WRITTEN INSTRUCTION - From the entries below, copy every line holding the word "offset".

[Collected data]
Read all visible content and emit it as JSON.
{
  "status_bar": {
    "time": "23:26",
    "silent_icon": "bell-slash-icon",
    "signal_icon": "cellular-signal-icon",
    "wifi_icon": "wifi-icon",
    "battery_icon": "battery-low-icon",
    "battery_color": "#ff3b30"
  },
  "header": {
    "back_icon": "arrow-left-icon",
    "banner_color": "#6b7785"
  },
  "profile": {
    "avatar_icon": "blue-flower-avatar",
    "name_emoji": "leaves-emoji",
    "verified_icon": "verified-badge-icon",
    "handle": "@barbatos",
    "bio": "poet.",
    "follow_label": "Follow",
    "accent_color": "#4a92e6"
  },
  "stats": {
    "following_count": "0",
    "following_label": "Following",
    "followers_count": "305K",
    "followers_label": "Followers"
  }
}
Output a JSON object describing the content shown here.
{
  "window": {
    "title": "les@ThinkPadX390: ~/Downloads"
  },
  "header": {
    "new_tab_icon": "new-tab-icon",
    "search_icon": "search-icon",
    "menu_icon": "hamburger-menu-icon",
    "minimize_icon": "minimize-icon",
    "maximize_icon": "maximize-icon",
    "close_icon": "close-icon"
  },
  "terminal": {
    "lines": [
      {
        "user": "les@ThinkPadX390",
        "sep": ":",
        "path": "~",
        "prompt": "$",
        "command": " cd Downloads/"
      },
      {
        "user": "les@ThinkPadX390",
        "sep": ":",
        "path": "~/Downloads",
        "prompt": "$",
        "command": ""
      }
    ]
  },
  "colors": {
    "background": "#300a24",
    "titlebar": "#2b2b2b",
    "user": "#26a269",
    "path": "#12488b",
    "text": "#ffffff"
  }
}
* * *
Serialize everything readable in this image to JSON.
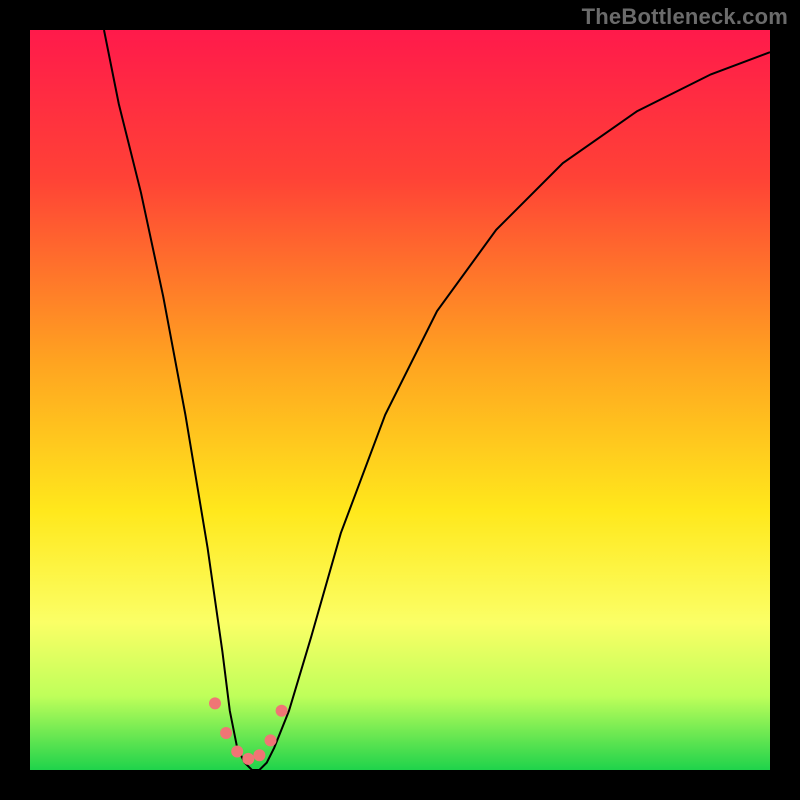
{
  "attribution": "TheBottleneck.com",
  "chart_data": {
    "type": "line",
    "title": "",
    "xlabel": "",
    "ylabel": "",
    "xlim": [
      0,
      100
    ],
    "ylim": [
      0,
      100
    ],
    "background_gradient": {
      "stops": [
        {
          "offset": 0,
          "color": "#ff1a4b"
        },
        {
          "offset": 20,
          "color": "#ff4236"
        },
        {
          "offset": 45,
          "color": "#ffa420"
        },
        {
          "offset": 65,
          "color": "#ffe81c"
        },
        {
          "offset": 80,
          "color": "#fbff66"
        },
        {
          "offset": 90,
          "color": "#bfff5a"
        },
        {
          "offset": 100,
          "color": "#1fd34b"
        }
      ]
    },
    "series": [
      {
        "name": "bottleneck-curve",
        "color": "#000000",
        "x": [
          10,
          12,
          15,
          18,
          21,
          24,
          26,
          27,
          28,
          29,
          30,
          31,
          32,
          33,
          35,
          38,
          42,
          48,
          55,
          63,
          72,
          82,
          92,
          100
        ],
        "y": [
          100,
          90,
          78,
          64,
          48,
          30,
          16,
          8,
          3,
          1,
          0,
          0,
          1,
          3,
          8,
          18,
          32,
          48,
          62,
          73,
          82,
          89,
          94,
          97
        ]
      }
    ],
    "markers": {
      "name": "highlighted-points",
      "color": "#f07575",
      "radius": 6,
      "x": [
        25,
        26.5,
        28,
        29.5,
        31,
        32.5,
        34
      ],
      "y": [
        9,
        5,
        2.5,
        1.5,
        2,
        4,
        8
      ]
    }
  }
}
...
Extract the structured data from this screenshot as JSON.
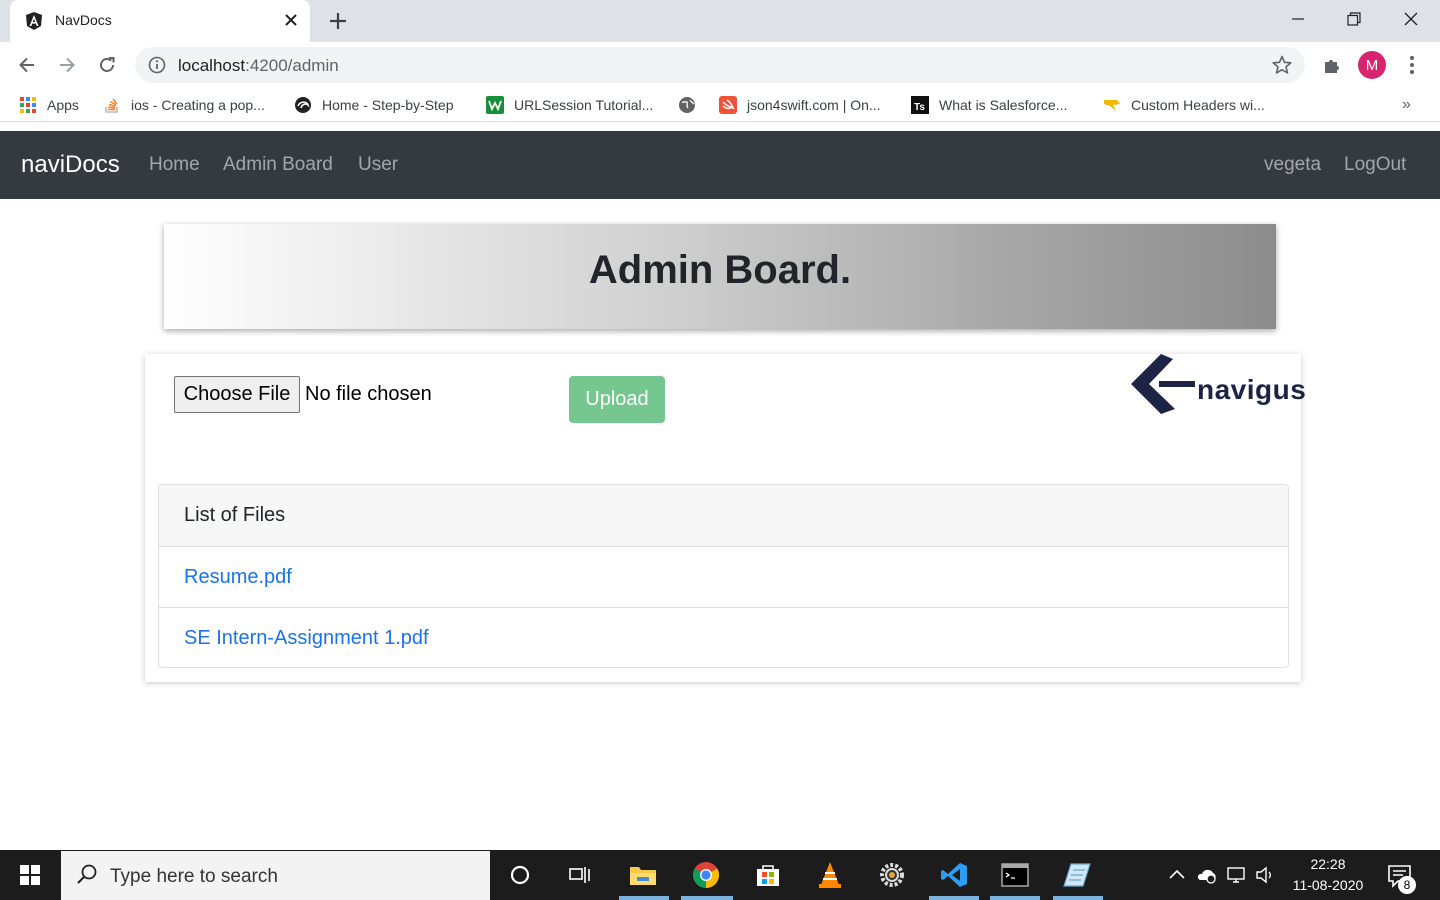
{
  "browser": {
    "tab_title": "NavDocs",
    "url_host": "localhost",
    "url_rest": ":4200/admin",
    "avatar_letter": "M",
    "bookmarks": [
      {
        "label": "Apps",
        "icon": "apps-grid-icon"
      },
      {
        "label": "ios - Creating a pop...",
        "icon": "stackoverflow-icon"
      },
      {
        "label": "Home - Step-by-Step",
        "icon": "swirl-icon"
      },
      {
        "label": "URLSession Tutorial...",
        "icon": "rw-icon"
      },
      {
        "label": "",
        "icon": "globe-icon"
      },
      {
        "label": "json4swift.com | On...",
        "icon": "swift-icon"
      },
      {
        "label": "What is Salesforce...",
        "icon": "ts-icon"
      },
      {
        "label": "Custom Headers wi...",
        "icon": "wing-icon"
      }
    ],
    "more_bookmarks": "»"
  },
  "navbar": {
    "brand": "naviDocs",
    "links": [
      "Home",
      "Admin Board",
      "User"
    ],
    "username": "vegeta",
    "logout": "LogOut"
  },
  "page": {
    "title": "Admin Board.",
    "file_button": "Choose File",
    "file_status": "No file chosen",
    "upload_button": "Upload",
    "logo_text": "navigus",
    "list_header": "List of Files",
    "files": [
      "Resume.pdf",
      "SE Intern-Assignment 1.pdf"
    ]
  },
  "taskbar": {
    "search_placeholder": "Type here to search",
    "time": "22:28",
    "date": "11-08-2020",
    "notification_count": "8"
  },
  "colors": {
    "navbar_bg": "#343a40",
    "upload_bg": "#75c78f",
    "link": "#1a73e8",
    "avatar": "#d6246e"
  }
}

TASK RESPONSE -
          "offset": 0,
          "offset": 20,
          "offset": 45,
          "offset": 65,
          "offset": 80,
          "offset": 90,
          "offset": 100,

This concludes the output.